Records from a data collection
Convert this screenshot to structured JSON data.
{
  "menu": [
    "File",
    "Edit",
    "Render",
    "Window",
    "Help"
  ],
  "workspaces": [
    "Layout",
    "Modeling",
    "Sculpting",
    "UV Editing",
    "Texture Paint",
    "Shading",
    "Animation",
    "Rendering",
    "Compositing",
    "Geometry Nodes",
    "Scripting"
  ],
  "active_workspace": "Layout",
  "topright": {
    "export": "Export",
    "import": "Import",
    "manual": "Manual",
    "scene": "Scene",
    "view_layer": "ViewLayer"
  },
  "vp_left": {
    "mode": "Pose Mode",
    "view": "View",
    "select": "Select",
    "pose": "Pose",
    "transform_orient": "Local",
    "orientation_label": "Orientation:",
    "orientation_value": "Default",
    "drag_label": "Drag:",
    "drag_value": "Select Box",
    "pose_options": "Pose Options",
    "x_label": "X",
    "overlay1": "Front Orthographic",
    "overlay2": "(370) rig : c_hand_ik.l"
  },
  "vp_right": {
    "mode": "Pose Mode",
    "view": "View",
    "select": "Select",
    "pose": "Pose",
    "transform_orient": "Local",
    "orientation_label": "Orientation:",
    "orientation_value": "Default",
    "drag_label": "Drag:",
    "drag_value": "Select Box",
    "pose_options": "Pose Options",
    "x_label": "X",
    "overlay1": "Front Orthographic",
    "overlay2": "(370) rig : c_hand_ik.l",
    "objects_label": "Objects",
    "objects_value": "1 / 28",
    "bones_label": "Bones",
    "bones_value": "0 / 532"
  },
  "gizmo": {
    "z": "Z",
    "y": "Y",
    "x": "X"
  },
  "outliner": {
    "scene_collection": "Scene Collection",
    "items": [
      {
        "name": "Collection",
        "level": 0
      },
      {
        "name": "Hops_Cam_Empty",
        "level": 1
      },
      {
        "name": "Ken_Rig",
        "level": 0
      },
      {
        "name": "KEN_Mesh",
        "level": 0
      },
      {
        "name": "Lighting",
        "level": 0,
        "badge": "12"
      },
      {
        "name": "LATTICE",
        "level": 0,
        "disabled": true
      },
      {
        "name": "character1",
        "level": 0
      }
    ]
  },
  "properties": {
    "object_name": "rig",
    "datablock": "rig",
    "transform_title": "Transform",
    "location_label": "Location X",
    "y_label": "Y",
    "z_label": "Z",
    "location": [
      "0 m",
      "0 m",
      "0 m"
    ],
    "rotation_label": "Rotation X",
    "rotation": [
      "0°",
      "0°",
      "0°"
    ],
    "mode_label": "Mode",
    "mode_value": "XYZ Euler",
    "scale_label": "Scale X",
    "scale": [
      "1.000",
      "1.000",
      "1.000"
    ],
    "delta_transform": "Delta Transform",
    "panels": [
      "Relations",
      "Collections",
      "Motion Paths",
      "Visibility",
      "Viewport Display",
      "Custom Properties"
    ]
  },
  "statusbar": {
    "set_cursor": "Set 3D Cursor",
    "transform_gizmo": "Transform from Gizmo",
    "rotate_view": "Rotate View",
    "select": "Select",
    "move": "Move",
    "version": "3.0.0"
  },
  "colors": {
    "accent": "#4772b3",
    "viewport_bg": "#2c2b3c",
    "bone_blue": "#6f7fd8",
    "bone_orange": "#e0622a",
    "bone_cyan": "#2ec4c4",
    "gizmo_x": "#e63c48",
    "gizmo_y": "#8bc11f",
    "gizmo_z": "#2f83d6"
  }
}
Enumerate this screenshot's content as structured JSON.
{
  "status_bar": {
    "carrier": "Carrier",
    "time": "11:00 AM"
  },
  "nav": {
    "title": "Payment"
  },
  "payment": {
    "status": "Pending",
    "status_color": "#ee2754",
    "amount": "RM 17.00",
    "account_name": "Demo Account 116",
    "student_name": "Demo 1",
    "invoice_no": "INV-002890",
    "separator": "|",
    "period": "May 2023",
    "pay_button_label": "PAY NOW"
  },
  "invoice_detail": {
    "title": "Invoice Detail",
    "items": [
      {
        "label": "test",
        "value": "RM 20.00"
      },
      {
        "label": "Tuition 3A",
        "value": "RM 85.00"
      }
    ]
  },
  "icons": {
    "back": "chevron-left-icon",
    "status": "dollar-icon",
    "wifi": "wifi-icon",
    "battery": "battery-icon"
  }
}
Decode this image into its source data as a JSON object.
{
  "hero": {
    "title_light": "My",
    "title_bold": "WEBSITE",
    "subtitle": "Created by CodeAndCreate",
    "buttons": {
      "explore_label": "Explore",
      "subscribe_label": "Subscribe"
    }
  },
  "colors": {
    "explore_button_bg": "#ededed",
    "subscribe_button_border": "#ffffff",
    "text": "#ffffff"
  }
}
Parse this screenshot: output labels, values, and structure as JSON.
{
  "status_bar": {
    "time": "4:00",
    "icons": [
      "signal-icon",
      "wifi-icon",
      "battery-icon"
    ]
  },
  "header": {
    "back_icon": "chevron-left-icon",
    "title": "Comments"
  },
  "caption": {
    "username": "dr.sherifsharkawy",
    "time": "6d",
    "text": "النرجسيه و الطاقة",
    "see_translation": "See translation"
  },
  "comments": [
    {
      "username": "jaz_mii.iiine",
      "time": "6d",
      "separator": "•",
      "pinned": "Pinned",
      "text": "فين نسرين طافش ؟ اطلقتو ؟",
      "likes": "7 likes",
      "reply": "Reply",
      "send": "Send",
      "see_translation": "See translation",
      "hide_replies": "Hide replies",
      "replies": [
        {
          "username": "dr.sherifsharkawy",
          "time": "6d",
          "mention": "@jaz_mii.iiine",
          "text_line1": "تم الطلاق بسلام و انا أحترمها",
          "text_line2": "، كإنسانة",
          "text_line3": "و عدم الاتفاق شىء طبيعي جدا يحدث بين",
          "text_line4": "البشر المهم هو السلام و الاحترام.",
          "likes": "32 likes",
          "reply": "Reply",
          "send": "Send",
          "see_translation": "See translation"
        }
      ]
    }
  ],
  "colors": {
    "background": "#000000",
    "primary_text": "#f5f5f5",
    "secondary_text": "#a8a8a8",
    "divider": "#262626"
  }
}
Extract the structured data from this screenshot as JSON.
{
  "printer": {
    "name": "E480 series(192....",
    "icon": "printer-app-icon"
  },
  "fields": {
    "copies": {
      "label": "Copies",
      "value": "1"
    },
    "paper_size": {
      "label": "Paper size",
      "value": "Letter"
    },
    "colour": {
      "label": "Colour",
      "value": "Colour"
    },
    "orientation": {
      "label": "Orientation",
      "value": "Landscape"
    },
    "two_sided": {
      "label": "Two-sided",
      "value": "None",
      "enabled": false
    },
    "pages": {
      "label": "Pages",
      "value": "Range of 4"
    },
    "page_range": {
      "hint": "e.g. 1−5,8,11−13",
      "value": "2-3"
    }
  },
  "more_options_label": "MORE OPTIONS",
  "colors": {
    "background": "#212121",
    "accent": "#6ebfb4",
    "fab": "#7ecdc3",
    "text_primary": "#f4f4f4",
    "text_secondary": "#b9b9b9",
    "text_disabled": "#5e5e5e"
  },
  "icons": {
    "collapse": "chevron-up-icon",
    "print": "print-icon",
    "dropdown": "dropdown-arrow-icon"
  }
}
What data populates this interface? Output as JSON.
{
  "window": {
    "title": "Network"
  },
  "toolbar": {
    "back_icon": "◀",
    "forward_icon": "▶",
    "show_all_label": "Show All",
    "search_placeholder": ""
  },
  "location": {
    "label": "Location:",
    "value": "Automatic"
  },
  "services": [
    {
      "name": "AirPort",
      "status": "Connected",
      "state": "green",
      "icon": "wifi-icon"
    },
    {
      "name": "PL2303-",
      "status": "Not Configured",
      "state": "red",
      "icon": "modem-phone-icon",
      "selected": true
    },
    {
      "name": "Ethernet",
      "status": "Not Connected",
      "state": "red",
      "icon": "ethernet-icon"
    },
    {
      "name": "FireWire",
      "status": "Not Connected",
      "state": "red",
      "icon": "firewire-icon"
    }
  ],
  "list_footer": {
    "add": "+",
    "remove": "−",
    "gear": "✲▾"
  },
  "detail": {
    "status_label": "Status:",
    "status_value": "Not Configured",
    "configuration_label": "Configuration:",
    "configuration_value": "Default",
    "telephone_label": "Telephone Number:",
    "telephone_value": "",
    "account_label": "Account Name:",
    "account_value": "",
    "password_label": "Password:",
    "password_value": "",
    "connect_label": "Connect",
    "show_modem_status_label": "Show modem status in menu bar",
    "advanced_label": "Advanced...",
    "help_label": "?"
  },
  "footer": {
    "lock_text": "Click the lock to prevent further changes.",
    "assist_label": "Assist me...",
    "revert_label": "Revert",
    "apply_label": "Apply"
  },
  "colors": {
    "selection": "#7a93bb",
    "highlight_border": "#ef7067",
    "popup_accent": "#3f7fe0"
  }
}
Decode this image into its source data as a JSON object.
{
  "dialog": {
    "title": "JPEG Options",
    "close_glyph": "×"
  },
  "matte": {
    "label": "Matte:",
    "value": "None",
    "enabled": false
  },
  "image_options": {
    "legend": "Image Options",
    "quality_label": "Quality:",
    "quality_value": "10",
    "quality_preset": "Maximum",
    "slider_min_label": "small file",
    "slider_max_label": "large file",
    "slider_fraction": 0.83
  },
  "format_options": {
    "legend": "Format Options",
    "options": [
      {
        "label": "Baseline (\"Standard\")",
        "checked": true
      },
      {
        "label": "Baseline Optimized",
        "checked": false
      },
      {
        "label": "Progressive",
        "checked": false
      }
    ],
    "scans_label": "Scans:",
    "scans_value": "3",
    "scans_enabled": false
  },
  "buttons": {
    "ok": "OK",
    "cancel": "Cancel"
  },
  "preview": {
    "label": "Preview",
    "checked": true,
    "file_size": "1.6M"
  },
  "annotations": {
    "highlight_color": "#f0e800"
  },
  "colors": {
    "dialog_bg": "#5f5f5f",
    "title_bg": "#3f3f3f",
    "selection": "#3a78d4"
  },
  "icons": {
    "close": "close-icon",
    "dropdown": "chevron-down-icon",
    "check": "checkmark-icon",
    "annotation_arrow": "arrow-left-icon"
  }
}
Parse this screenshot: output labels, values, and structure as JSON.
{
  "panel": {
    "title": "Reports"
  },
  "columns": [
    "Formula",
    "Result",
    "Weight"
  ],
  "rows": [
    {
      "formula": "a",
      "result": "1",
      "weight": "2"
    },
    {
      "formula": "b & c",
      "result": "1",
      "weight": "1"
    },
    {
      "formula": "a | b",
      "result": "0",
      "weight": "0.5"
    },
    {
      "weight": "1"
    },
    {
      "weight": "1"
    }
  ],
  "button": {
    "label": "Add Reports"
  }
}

◆ Exercise directions
All lines above containing the string "chevron" are to be collected.

◆ Exercise response
    "back": "chevron-left-icon",
    "back_icon": "chevron-left-icon",
    "collapse": "chevron-up-icon",
    "dropdown": "chevron-down-icon",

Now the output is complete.